* **What the task asks**
Note how many lines hold "rief" and report that number by itself.

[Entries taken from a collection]
########

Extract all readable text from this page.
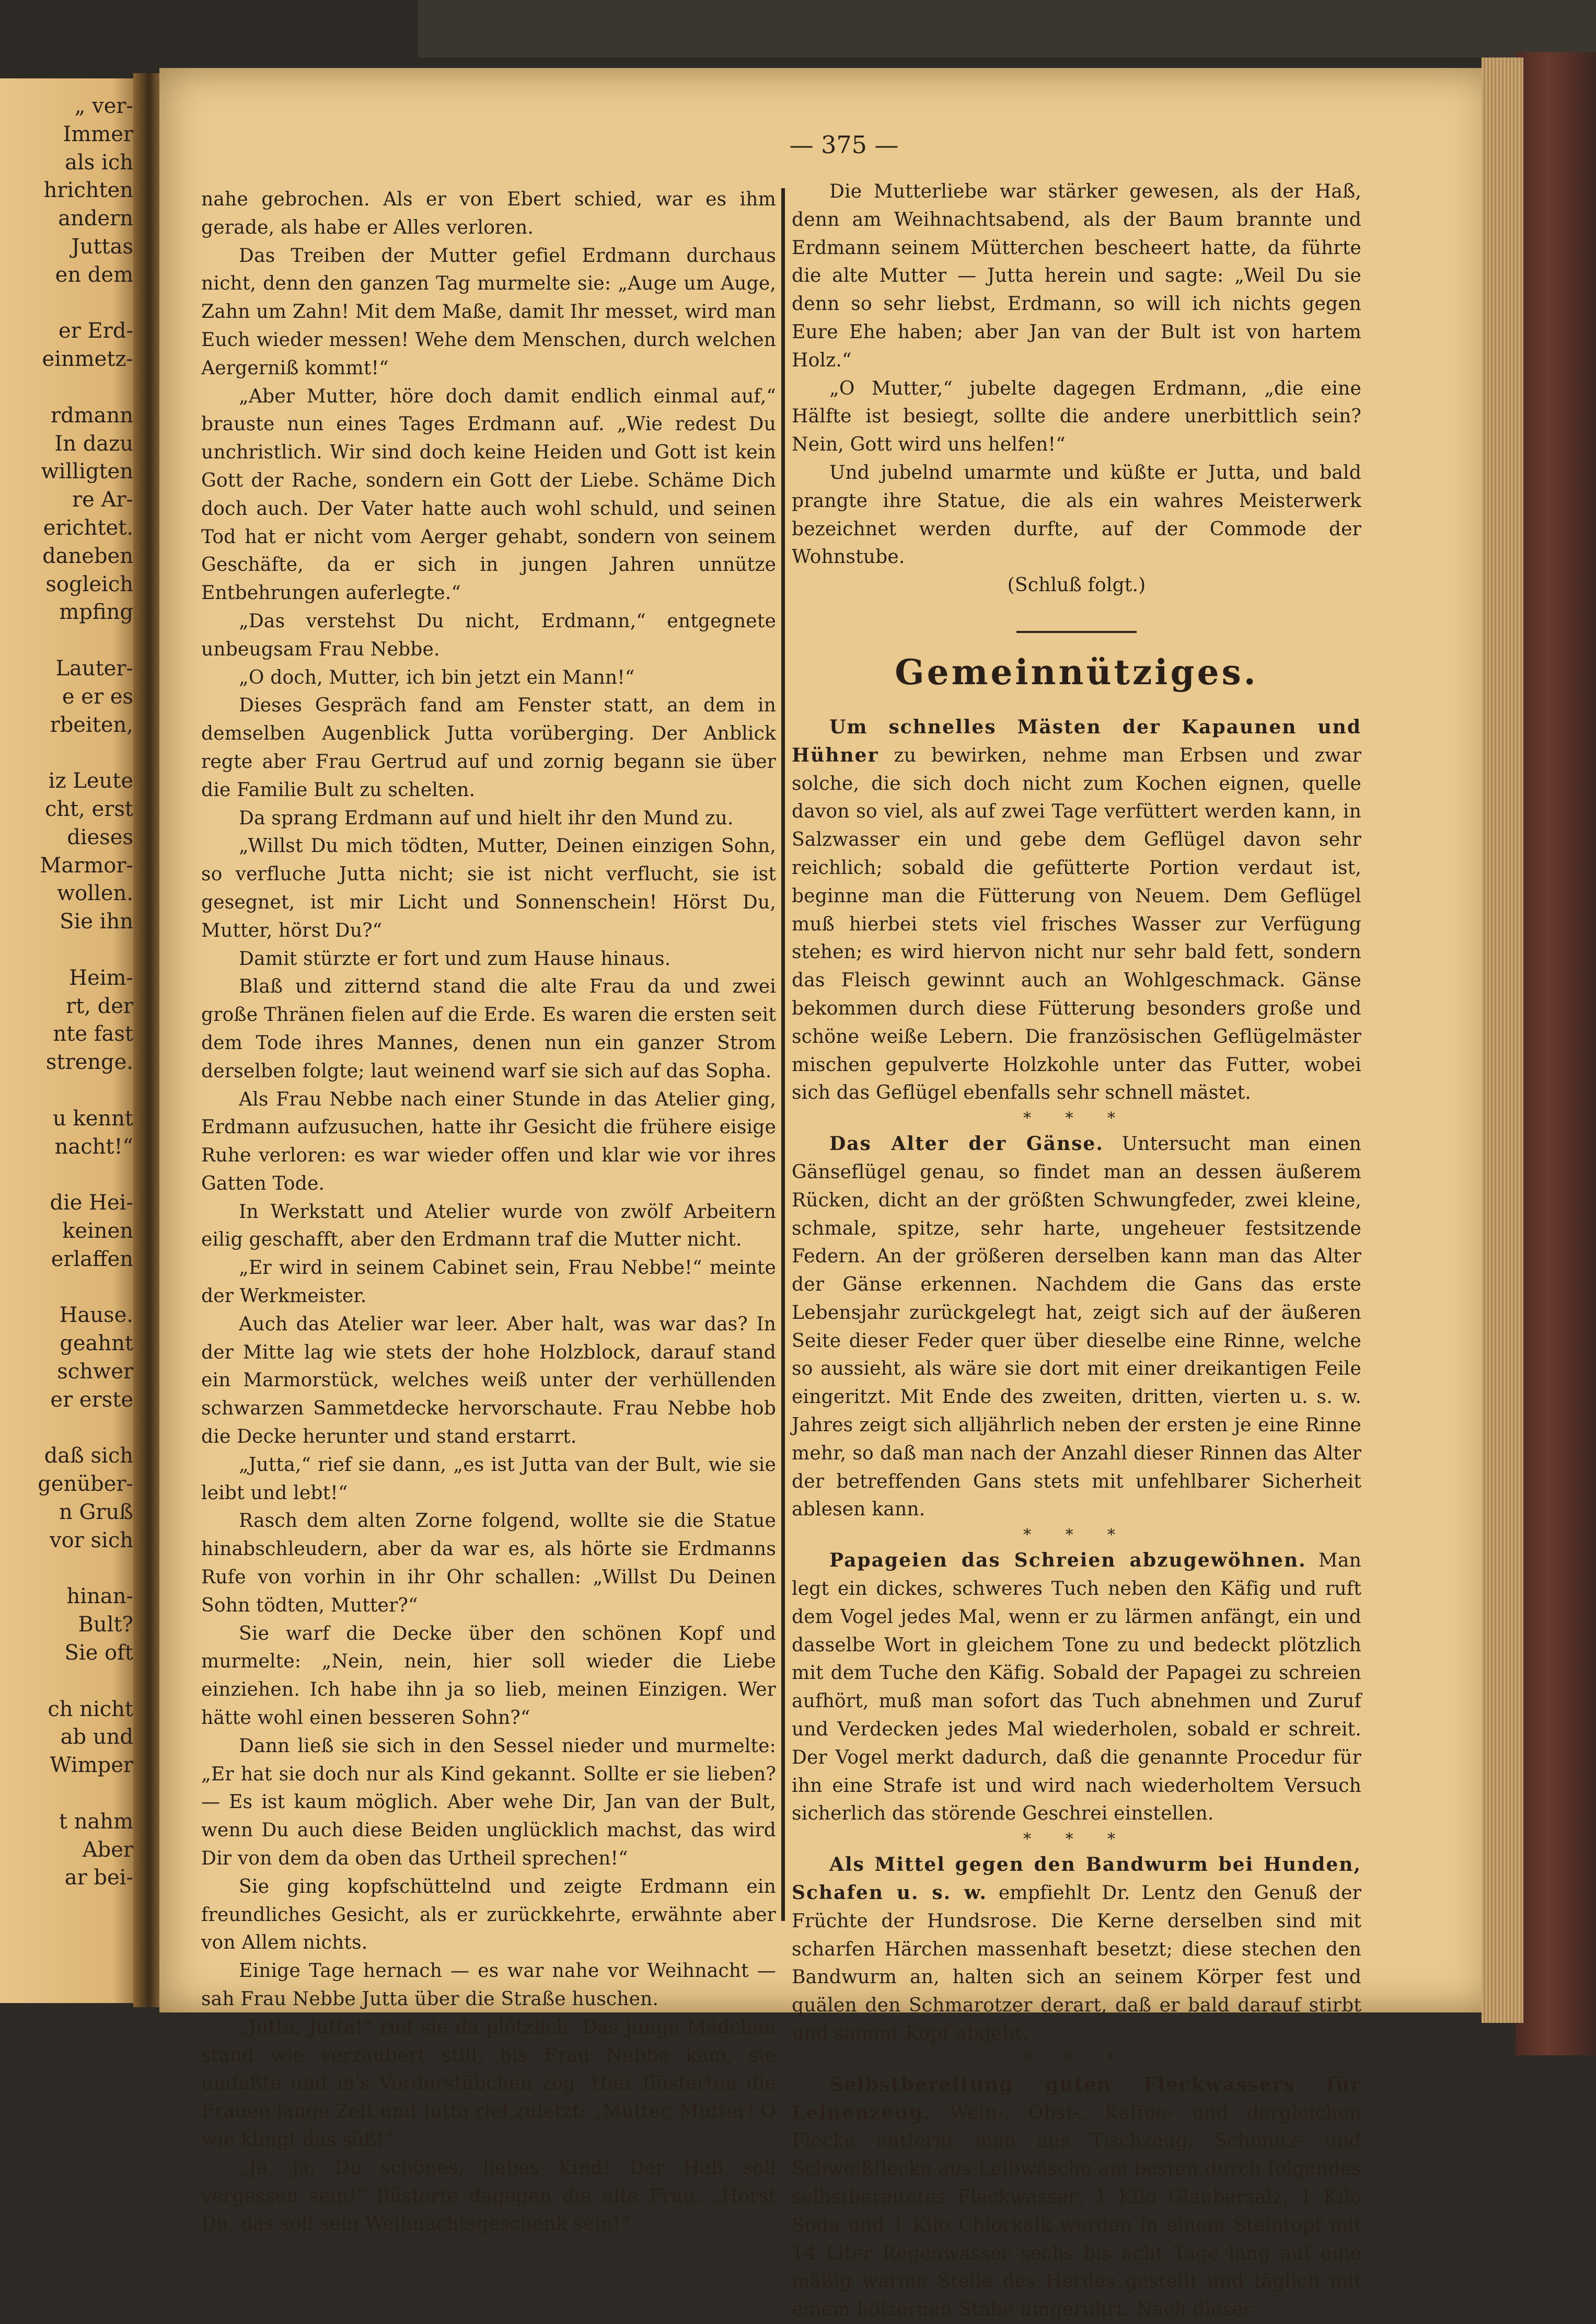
„ ver-
Immer
als ich
hrichten
andern
Juttas
en dem
er Erd-
einmetz-
rdmann
In dazu
willigten
re Ar-
erichtet.
daneben
sogleich
mpfing
Lauter-
e er es
rbeiten,
iz Leute
cht, erst
dieses
Marmor-
wollen.
Sie ihn
Heim-
rt, der
nte fast
strenge.
u kennt
nacht!“
die Hei-
keinen
erlaffen
Hause.
geahnt
schwer
er erste
daß sich
genüber-
n Gruß
vor sich
hinan-
Bult?
Sie oft
ch nicht
ab und
Wimper
t nahm
Aber
ar bei-
— 375 —

nahe gebrochen. Als er von Ebert schied, war es ihm gerade, als habe er Alles verloren.

Das Treiben der Mutter gefiel Erdmann durchaus nicht, denn den ganzen Tag murmelte sie: „Auge um Auge, Zahn um Zahn! Mit dem Maße, damit Ihr messet, wird man Euch wieder messen! Wehe dem Menschen, durch welchen Aergerniß kommt!“

„Aber Mutter, höre doch damit endlich einmal auf,“ brauste nun eines Tages Erdmann auf. „Wie redest Du unchristlich. Wir sind doch keine Heiden und Gott ist kein Gott der Rache, sondern ein Gott der Liebe. Schäme Dich doch auch. Der Vater hatte auch wohl schuld, und seinen Tod hat er nicht vom Aerger gehabt, sondern von seinem Geschäfte, da er sich in jungen Jahren unnütze Entbehrungen auferlegte.“

„Das verstehst Du nicht, Erdmann,“ entgegnete unbeugsam Frau Nebbe.

„O doch, Mutter, ich bin jetzt ein Mann!“

Dieses Gespräch fand am Fenster statt, an dem in demselben Augenblick Jutta vorüberging. Der Anblick regte aber Frau Gertrud auf und zornig begann sie über die Familie Bult zu schelten.

Da sprang Erdmann auf und hielt ihr den Mund zu.

„Willst Du mich tödten, Mutter, Deinen einzigen Sohn, so verfluche Jutta nicht; sie ist nicht verflucht, sie ist gesegnet, ist mir Licht und Sonnenschein! Hörst Du, Mutter, hörst Du?“

Damit stürzte er fort und zum Hause hinaus.

Blaß und zitternd stand die alte Frau da und zwei große Thränen fielen auf die Erde. Es waren die ersten seit dem Tode ihres Mannes, denen nun ein ganzer Strom derselben folgte; laut weinend warf sie sich auf das Sopha.

Als Frau Nebbe nach einer Stunde in das Atelier ging, Erdmann aufzusuchen, hatte ihr Gesicht die frühere eisige Ruhe verloren: es war wieder offen und klar wie vor ihres Gatten Tode.

In Werkstatt und Atelier wurde von zwölf Arbeitern eilig geschafft, aber den Erdmann traf die Mutter nicht.

„Er wird in seinem Cabinet sein, Frau Nebbe!“ meinte der Werkmeister.

Auch das Atelier war leer. Aber halt, was war das? In der Mitte lag wie stets der hohe Holzblock, darauf stand ein Marmorstück, welches weiß unter der verhüllenden schwarzen Sammetdecke hervorschaute. Frau Nebbe hob die Decke herunter und stand erstarrt.

„Jutta,“ rief sie dann, „es ist Jutta van der Bult, wie sie leibt und lebt!“

Rasch dem alten Zorne folgend, wollte sie die Statue hinabschleudern, aber da war es, als hörte sie Erdmanns Rufe von vorhin in ihr Ohr schallen: „Willst Du Deinen Sohn tödten, Mutter?“

Sie warf die Decke über den schönen Kopf und murmelte: „Nein, nein, hier soll wieder die Liebe einziehen. Ich habe ihn ja so lieb, meinen Einzigen. Wer hätte wohl einen besseren Sohn?“

Dann ließ sie sich in den Sessel nieder und murmelte: „Er hat sie doch nur als Kind gekannt. Sollte er sie lieben? — Es ist kaum möglich. Aber wehe Dir, Jan van der Bult, wenn Du auch diese Beiden unglücklich machst, das wird Dir von dem da oben das Urtheil sprechen!“

Sie ging kopfschüttelnd und zeigte Erdmann ein freundliches Gesicht, als er zurückkehrte, erwähnte aber von Allem nichts.

Einige Tage hernach — es war nahe vor Weihnacht — sah Frau Nebbe Jutta über die Straße huschen.

„Jutta, Jutta!“ rief sie da plötzlich. Das junge Mädchen stand wie verzaubert still, bis Frau Nebbe kam, sie umfaßte und in's Vorderstübchen zog. Hier flüsterten die Frauen lange Zeit und Jutta rief zuletzt: „Mutter, Mutter! O wie klingt das süß!“

„Ja, ja, Du schönes, liebes Kind! Der Haß soll vergessen sein!“ flüsterte dagegen die alte Frau. „Hörst Du, das soll sein Weihnachtsgeschenk sein!“

Die Mutterliebe war stärker gewesen, als der Haß, denn am Weihnachtsabend, als der Baum brannte und Erdmann seinem Mütterchen bescheert hatte, da führte die alte Mutter — Jutta herein und sagte: „Weil Du sie denn so sehr liebst, Erdmann, so will ich nichts gegen Eure Ehe haben; aber Jan van der Bult ist von hartem Holz.“

„O Mutter,“ jubelte dagegen Erdmann, „die eine Hälfte ist besiegt, sollte die andere unerbittlich sein? Nein, Gott wird uns helfen!“

Und jubelnd umarmte und küßte er Jutta, und bald prangte ihre Statue, die als ein wahres Meisterwerk bezeichnet werden durfte, auf der Commode der Wohnstube.

(Schluß folgt.)

Gemeinnütziges.

Um schnelles Mästen der Kapaunen und Hühner zu bewirken, nehme man Erbsen und zwar solche, die sich doch nicht zum Kochen eignen, quelle davon so viel, als auf zwei Tage verfüttert werden kann, in Salzwasser ein und gebe dem Geflügel davon sehr reichlich; sobald die gefütterte Portion verdaut ist, beginne man die Fütterung von Neuem. Dem Geflügel muß hierbei stets viel frisches Wasser zur Verfügung stehen; es wird hiervon nicht nur sehr bald fett, sondern das Fleisch gewinnt auch an Wohlgeschmack. Gänse bekommen durch diese Fütterung besonders große und schöne weiße Lebern. Die französischen Geflügelmäster mischen gepulverte Holzkohle unter das Futter, wobei sich das Geflügel ebenfalls sehr schnell mästet.

* * *

Das Alter der Gänse. Untersucht man einen Gänseflügel genau, so findet man an dessen äußerem Rücken, dicht an der größten Schwungfeder, zwei kleine, schmale, spitze, sehr harte, ungeheuer festsitzende Federn. An der größeren derselben kann man das Alter der Gänse erkennen. Nachdem die Gans das erste Lebensjahr zurückgelegt hat, zeigt sich auf der äußeren Seite dieser Feder quer über dieselbe eine Rinne, welche so aussieht, als wäre sie dort mit einer dreikantigen Feile eingeritzt. Mit Ende des zweiten, dritten, vierten u. s. w. Jahres zeigt sich alljährlich neben der ersten je eine Rinne mehr, so daß man nach der Anzahl dieser Rinnen das Alter der betreffenden Gans stets mit unfehlbarer Sicherheit ablesen kann.

* * *

Papageien das Schreien abzugewöhnen. Man legt ein dickes, schweres Tuch neben den Käfig und ruft dem Vogel jedes Mal, wenn er zu lärmen anfängt, ein und dasselbe Wort in gleichem Tone zu und bedeckt plötzlich mit dem Tuche den Käfig. Sobald der Papagei zu schreien aufhört, muß man sofort das Tuch abnehmen und Zuruf und Verdecken jedes Mal wiederholen, sobald er schreit. Der Vogel merkt dadurch, daß die genannte Procedur für ihn eine Strafe ist und wird nach wiederholtem Versuch sicherlich das störende Geschrei einstellen.

* * *

Als Mittel gegen den Bandwurm bei Hunden, Schafen u. s. w. empfiehlt Dr. Lentz den Genuß der Früchte der Hundsrose. Die Kerne derselben sind mit scharfen Härchen massenhaft besetzt; diese stechen den Bandwurm an, halten sich an seinem Körper fest und quälen den Schmarotzer derart, daß er bald darauf stirbt und sammt Kopf abgeht.

* * *

Selbstbereitung guten Fleckwassers für Leinenzeug. Wein-, Obst-, Kaffee- und dergleichen Flecke entfernt man aus Tischzeug, Schmutz- und Schweißflecke aus Leibwäsche am besten durch folgendes selbstbereitetes Fleckwasser: 1 Kilo Glaubersalz, 1 Kilo Soda und 1 Kilo Chlorkalk werden in einem Steintopf mit 14 Liter Regenwasser sechs bis acht Tage lang auf eine mäßig warme Stelle des Herdes gestellt und täglich mit einem hölzernen Stabe umgerührt. Nach dieser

########

* **Task answer**
2